━━━━━ ENTRIES PROVIDED

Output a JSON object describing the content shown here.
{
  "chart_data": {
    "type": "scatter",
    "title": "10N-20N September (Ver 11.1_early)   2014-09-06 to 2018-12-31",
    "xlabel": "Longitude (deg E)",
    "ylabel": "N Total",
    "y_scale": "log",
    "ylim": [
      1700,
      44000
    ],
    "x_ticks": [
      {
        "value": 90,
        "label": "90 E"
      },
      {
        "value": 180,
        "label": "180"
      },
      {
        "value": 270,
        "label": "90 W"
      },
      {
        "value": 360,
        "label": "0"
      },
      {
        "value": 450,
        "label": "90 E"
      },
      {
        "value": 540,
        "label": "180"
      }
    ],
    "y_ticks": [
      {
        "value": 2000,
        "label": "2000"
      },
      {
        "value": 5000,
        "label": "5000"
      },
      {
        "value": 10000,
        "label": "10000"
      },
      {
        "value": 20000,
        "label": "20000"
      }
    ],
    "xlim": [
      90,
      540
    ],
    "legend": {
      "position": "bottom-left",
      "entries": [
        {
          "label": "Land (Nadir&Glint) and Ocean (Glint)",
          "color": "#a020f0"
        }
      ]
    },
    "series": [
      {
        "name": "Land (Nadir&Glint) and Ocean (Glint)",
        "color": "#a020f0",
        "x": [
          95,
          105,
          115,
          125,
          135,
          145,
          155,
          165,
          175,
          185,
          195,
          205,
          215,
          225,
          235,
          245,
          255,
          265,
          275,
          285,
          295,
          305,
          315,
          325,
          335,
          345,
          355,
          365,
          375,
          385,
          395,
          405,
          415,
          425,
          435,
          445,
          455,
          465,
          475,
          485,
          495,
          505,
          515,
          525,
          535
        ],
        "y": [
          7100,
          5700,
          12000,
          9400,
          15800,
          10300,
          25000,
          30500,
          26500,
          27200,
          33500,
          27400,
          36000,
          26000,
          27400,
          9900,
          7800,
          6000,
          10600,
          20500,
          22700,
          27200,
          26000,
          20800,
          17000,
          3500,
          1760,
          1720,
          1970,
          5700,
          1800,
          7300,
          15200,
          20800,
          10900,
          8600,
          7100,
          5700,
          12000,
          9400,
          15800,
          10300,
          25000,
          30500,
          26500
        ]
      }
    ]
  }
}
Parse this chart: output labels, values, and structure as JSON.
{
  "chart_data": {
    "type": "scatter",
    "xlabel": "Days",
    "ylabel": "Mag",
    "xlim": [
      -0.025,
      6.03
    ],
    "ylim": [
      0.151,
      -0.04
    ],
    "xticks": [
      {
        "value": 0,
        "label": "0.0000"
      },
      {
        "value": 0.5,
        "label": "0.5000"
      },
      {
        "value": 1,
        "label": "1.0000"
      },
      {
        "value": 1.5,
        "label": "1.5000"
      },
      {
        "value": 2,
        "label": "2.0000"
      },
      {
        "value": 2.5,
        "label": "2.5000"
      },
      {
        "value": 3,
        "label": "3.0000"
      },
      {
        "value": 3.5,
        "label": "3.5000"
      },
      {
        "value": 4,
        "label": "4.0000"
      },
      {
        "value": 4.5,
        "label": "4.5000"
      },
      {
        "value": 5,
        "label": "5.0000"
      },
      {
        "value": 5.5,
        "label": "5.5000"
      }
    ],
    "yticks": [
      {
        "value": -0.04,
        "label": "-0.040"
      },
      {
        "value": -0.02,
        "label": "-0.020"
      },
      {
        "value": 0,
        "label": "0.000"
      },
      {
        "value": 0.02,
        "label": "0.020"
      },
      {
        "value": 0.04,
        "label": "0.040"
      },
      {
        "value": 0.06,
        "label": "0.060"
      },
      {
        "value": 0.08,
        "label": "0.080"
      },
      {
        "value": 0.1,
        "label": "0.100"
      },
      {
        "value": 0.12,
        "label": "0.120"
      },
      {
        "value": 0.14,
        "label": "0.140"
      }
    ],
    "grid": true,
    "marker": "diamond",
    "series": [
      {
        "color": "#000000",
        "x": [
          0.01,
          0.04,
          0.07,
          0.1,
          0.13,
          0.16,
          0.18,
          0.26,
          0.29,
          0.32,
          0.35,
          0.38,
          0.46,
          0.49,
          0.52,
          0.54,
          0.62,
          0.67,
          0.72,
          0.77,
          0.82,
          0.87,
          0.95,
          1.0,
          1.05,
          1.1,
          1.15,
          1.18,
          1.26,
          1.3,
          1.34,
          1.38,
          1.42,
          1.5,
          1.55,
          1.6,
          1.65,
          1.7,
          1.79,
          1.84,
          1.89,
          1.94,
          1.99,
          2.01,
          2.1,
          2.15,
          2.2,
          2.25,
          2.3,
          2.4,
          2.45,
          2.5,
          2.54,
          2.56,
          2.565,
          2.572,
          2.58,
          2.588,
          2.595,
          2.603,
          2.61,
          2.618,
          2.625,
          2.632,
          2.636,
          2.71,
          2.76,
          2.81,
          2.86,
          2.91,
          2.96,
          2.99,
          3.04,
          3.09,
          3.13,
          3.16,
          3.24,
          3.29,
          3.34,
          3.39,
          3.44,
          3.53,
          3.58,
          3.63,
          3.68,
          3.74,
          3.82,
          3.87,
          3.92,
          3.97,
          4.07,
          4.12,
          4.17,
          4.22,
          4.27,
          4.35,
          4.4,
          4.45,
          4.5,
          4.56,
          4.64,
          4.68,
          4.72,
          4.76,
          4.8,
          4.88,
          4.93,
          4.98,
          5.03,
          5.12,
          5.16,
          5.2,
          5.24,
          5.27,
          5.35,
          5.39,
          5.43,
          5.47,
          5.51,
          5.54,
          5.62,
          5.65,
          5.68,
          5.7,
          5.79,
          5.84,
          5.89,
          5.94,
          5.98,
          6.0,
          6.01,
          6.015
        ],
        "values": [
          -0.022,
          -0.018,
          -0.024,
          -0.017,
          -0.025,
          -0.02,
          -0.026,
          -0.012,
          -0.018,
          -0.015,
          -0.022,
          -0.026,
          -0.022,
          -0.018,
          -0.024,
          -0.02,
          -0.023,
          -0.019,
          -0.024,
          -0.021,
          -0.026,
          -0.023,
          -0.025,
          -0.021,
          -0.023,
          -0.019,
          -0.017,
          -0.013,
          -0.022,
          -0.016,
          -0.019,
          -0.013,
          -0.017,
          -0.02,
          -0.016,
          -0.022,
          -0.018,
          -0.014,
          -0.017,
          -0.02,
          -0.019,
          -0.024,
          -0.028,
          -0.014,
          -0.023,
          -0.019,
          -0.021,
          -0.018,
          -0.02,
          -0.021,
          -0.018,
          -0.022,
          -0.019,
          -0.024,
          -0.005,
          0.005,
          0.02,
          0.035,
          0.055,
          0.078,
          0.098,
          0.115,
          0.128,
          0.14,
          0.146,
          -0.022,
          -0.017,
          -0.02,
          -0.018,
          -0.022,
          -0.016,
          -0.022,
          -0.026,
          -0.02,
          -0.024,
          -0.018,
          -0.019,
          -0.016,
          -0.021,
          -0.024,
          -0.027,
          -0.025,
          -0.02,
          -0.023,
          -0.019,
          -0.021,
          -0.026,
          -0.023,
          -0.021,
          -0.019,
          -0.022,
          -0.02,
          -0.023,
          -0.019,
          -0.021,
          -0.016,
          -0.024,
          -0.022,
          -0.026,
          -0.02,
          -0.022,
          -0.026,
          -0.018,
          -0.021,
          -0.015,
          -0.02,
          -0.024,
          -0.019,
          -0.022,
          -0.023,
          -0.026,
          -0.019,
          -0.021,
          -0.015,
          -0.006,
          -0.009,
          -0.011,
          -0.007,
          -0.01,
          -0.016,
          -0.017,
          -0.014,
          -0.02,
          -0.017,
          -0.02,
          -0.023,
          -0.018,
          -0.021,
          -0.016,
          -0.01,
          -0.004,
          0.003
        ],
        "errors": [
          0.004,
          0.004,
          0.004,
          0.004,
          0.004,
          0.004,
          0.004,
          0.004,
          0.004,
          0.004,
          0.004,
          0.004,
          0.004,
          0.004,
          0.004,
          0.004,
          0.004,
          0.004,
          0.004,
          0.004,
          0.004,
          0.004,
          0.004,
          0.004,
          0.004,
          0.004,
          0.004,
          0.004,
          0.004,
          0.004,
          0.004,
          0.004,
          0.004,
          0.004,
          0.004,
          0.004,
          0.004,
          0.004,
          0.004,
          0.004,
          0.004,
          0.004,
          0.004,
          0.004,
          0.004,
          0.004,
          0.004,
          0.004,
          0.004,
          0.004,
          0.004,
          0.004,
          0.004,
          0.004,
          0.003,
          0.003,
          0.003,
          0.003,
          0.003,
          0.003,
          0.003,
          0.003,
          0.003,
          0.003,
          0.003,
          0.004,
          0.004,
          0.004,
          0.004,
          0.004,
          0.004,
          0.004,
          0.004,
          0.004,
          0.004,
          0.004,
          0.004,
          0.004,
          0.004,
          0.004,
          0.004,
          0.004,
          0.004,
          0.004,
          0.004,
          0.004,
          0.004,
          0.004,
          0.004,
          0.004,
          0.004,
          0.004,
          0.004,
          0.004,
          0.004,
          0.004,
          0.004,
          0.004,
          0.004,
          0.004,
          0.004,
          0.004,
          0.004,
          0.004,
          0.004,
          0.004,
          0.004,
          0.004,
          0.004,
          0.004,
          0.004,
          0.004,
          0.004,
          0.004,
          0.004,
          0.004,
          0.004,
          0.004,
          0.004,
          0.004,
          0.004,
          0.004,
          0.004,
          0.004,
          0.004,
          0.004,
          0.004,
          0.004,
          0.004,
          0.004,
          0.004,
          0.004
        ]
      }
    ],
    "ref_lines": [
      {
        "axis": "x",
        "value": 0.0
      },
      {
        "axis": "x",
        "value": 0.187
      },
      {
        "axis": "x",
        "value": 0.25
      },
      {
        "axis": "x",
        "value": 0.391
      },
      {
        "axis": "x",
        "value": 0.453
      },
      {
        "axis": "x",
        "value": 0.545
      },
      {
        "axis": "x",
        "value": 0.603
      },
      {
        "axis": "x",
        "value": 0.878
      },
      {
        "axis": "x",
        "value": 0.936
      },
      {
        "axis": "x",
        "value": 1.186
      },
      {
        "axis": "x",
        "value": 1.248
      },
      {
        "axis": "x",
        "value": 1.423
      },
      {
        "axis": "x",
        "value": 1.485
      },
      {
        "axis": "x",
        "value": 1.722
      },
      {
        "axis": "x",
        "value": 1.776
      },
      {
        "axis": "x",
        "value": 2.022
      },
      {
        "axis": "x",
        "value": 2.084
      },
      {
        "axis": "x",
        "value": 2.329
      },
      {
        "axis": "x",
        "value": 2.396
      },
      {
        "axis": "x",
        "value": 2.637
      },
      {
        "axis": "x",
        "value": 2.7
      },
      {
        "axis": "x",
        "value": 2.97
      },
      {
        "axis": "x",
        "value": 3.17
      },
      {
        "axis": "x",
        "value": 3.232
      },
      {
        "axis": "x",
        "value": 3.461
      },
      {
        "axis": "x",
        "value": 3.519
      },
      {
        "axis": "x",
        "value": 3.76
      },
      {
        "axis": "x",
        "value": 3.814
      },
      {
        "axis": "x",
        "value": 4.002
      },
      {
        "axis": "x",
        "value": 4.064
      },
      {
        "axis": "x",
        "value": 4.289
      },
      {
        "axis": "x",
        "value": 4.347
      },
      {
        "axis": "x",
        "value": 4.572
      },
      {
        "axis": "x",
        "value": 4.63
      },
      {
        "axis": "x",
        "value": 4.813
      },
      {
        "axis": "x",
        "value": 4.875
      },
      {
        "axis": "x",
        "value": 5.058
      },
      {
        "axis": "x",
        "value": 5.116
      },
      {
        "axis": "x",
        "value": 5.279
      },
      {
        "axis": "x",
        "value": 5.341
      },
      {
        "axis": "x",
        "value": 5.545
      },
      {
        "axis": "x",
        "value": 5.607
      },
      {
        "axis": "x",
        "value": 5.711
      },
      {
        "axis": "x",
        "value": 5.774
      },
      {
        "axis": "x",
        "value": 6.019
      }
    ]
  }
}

━━━━━━━━━━

# [TASK BRIEF]
Show every line in the records above that contains the word "color".

# [FINISHED ANSWER]
          "color": "#a020f0"
        "color": "#a020f0",
        "color": "#000000",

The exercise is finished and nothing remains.